Recorded data:
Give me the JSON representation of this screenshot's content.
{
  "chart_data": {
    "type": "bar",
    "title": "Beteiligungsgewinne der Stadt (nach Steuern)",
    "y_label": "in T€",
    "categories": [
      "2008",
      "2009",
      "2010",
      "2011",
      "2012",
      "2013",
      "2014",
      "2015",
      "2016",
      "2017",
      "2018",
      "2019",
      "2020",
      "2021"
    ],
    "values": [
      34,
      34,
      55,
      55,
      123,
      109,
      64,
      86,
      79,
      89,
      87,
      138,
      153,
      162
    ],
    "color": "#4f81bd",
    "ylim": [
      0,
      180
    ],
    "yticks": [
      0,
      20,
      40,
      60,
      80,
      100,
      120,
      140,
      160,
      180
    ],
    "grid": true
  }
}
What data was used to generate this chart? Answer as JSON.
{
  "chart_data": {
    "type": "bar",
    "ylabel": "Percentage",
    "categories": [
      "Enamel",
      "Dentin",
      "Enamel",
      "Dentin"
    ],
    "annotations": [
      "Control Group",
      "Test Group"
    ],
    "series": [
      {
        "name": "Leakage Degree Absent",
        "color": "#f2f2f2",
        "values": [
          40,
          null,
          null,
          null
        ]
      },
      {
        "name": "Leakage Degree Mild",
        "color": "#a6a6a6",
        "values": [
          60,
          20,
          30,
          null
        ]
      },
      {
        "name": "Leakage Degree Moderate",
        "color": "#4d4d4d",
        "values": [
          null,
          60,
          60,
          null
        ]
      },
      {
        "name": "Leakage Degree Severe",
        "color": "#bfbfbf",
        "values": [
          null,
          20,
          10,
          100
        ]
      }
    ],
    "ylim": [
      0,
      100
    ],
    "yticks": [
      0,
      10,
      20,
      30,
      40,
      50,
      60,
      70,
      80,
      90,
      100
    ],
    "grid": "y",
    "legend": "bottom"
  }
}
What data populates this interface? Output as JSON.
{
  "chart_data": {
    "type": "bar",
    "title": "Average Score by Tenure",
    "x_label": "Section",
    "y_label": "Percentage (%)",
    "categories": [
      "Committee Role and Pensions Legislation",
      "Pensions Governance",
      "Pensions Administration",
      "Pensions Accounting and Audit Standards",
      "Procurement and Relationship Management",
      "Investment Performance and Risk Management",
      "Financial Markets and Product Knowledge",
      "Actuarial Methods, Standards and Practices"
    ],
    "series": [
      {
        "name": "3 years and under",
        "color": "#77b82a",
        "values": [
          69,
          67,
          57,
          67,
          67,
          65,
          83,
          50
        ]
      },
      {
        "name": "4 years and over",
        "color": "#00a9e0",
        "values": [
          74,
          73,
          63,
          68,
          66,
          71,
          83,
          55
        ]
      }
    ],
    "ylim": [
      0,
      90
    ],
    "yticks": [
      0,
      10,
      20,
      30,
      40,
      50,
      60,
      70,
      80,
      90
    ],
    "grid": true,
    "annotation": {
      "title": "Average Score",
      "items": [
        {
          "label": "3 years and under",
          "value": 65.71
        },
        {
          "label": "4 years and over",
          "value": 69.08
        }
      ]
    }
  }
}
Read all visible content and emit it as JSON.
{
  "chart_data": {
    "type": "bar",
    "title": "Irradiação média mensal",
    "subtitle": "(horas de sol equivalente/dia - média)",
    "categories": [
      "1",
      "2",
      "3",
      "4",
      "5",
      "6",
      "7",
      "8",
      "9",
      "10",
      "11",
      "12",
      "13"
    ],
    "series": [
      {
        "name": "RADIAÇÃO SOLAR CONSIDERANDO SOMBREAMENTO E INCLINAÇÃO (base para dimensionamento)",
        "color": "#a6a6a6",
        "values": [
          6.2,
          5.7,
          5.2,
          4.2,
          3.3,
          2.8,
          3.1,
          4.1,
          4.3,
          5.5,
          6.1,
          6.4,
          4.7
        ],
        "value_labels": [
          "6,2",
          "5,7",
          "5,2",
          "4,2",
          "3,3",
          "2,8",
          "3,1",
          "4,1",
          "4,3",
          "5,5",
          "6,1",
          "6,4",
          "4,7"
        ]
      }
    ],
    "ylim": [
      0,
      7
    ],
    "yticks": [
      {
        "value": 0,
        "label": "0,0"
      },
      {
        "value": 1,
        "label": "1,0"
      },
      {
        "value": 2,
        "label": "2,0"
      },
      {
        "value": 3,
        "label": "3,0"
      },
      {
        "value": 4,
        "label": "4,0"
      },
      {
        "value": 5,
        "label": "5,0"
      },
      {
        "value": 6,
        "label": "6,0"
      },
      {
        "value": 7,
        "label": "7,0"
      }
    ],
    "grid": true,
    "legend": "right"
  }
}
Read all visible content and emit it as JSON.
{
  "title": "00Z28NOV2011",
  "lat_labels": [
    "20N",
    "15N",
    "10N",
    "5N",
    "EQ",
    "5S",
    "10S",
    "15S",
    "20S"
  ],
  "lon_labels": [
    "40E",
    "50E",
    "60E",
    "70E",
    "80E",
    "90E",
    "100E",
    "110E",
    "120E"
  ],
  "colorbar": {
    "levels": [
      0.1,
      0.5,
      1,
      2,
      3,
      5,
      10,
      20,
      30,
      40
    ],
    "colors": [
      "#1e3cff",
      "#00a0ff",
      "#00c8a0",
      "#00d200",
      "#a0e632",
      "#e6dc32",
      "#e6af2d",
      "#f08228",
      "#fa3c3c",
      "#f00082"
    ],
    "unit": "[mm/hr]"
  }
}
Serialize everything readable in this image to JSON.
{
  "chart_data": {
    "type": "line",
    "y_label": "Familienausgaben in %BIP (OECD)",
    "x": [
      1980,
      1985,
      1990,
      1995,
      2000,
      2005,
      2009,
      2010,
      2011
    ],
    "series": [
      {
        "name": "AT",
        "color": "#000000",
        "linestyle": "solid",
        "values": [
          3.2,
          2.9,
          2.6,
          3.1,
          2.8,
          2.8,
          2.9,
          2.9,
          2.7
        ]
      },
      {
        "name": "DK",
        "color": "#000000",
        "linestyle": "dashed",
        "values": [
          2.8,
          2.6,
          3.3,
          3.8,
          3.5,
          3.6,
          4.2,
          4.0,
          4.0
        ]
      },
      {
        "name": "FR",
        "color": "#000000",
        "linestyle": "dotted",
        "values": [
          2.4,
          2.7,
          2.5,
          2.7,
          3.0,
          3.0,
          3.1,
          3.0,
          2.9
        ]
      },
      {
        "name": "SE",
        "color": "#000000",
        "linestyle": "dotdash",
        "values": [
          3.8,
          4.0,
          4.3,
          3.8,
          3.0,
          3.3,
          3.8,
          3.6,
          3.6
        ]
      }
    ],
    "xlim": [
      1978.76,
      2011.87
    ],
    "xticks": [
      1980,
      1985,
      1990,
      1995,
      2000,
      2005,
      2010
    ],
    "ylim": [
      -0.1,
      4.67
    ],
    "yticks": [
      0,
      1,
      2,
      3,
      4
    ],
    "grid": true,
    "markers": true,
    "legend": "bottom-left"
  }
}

### Instructions for the task
Copy out each record exactly as given, omitting none.

### Solution to the problem
Give me the JSON representation of this screenshot's content.
{
  "chart_data": {
    "type": "bar",
    "title": "Beteiligungsgewinne der Stadt (nach Steuern)",
    "y_label": "in T€",
    "categories": [
      "2008",
      "2009",
      "2010",
      "2011",
      "2012",
      "2013",
      "2014",
      "2015",
      "2016",
      "2017",
      "2018",
      "2019",
      "2020",
      "2021"
    ],
    "values": [
      34,
      34,
      55,
      55,
      123,
      109,
      64,
      86,
      79,
      89,
      87,
      138,
      153,
      162
    ],
    "color": "#4f81bd",
    "ylim": [
      0,
      180
    ],
    "yticks": [
      0,
      20,
      40,
      60,
      80,
      100,
      120,
      140,
      160,
      180
    ],
    "grid": true
  }
}
What data was used to generate this chart? Answer as JSON.
{
  "chart_data": {
    "type": "bar",
    "ylabel": "Percentage",
    "categories": [
      "Enamel",
      "Dentin",
      "Enamel",
      "Dentin"
    ],
    "annotations": [
      "Control Group",
      "Test Group"
    ],
    "series": [
      {
        "name": "Leakage Degree Absent",
        "color": "#f2f2f2",
        "values": [
          40,
          null,
          null,
          null
        ]
      },
      {
        "name": "Leakage Degree Mild",
        "color": "#a6a6a6",
        "values": [
          60,
          20,
          30,
          null
        ]
      },
      {
        "name": "Leakage Degree Moderate",
        "color": "#4d4d4d",
        "values": [
          null,
          60,
          60,
          null
        ]
      },
      {
        "name": "Leakage Degree Severe",
        "color": "#bfbfbf",
        "values": [
          null,
          20,
          10,
          100
        ]
      }
    ],
    "ylim": [
      0,
      100
    ],
    "yticks": [
      0,
      10,
      20,
      30,
      40,
      50,
      60,
      70,
      80,
      90,
      100
    ],
    "grid": "y",
    "legend": "bottom"
  }
}
What data populates this interface? Output as JSON.
{
  "chart_data": {
    "type": "bar",
    "title": "Average Score by Tenure",
    "x_label": "Section",
    "y_label": "Percentage (%)",
    "categories": [
      "Committee Role and Pensions Legislation",
      "Pensions Governance",
      "Pensions Administration",
      "Pensions Accounting and Audit Standards",
      "Procurement and Relationship Management",
      "Investment Performance and Risk Management",
      "Financial Markets and Product Knowledge",
      "Actuarial Methods, Standards and Practices"
    ],
    "series": [
      {
        "name": "3 years and under",
        "color": "#77b82a",
        "values": [
          69,
          67,
          57,
          67,
          67,
          65,
          83,
          50
        ]
      },
      {
        "name": "4 years and over",
        "color": "#00a9e0",
        "values": [
          74,
          73,
          63,
          68,
          66,
          71,
          83,
          55
        ]
      }
    ],
    "ylim": [
      0,
      90
    ],
    "yticks": [
      0,
      10,
      20,
      30,
      40,
      50,
      60,
      70,
      80,
      90
    ],
    "grid": true,
    "annotation": {
      "title": "Average Score",
      "items": [
        {
          "label": "3 years and under",
          "value": 65.71
        },
        {
          "label": "4 years and over",
          "value": 69.08
        }
      ]
    }
  }
}
Read all visible content and emit it as JSON.
{
  "chart_data": {
    "type": "bar",
    "title": "Irradiação média mensal",
    "subtitle": "(horas de sol equivalente/dia - média)",
    "categories": [
      "1",
      "2",
      "3",
      "4",
      "5",
      "6",
      "7",
      "8",
      "9",
      "10",
      "11",
      "12",
      "13"
    ],
    "series": [
      {
        "name": "RADIAÇÃO SOLAR CONSIDERANDO SOMBREAMENTO E INCLINAÇÃO (base para dimensionamento)",
        "color": "#a6a6a6",
        "values": [
          6.2,
          5.7,
          5.2,
          4.2,
          3.3,
          2.8,
          3.1,
          4.1,
          4.3,
          5.5,
          6.1,
          6.4,
          4.7
        ],
        "value_labels": [
          "6,2",
          "5,7",
          "5,2",
          "4,2",
          "3,3",
          "2,8",
          "3,1",
          "4,1",
          "4,3",
          "5,5",
          "6,1",
          "6,4",
          "4,7"
        ]
      }
    ],
    "ylim": [
      0,
      7
    ],
    "yticks": [
      {
        "value": 0,
        "label": "0,0"
      },
      {
        "value": 1,
        "label": "1,0"
      },
      {
        "value": 2,
        "label": "2,0"
      },
      {
        "value": 3,
        "label": "3,0"
      },
      {
        "value": 4,
        "label": "4,0"
      },
      {
        "value": 5,
        "label": "5,0"
      },
      {
        "value": 6,
        "label": "6,0"
      },
      {
        "value": 7,
        "label": "7,0"
      }
    ],
    "grid": true,
    "legend": "right"
  }
}
Read all visible content and emit it as JSON.
{
  "title": "00Z28NOV2011",
  "lat_labels": [
    "20N",
    "15N",
    "10N",
    "5N",
    "EQ",
    "5S",
    "10S",
    "15S",
    "20S"
  ],
  "lon_labels": [
    "40E",
    "50E",
    "60E",
    "70E",
    "80E",
    "90E",
    "100E",
    "110E",
    "120E"
  ],
  "colorbar": {
    "levels": [
      0.1,
      0.5,
      1,
      2,
      3,
      5,
      10,
      20,
      30,
      40
    ],
    "colors": [
      "#1e3cff",
      "#00a0ff",
      "#00c8a0",
      "#00d200",
      "#a0e632",
      "#e6dc32",
      "#e6af2d",
      "#f08228",
      "#fa3c3c",
      "#f00082"
    ],
    "unit": "[mm/hr]"
  }
}
Serialize everything readable in this image to JSON.
{
  "chart_data": {
    "type": "line",
    "y_label": "Familienausgaben in %BIP (OECD)",
    "x": [
      1980,
      1985,
      1990,
      1995,
      2000,
      2005,
      2009,
      2010,
      2011
    ],
    "series": [
      {
        "name": "AT",
        "color": "#000000",
        "linestyle": "solid",
        "values": [
          3.2,
          2.9,
          2.6,
          3.1,
          2.8,
          2.8,
          2.9,
          2.9,
          2.7
        ]
      },
      {
        "name": "DK",
        "color": "#000000",
        "linestyle": "dashed",
        "values": [
          2.8,
          2.6,
          3.3,
          3.8,
          3.5,
          3.6,
          4.2,
          4.0,
          4.0
        ]
      },
      {
        "name": "FR",
        "color": "#000000",
        "linestyle": "dotted",
        "values": [
          2.4,
          2.7,
          2.5,
          2.7,
          3.0,
          3.0,
          3.1,
          3.0,
          2.9
        ]
      },
      {
        "name": "SE",
        "color": "#000000",
        "linestyle": "dotdash",
        "values": [
          3.8,
          4.0,
          4.3,
          3.8,
          3.0,
          3.3,
          3.8,
          3.6,
          3.6
        ]
      }
    ],
    "xlim": [
      1978.76,
      2011.87
    ],
    "xticks": [
      1980,
      1985,
      1990,
      1995,
      2000,
      2005,
      2010
    ],
    "ylim": [
      -0.1,
      4.67
    ],
    "yticks": [
      0,
      1,
      2,
      3,
      4
    ],
    "grid": true,
    "markers": true,
    "legend": "bottom-left"
  }
}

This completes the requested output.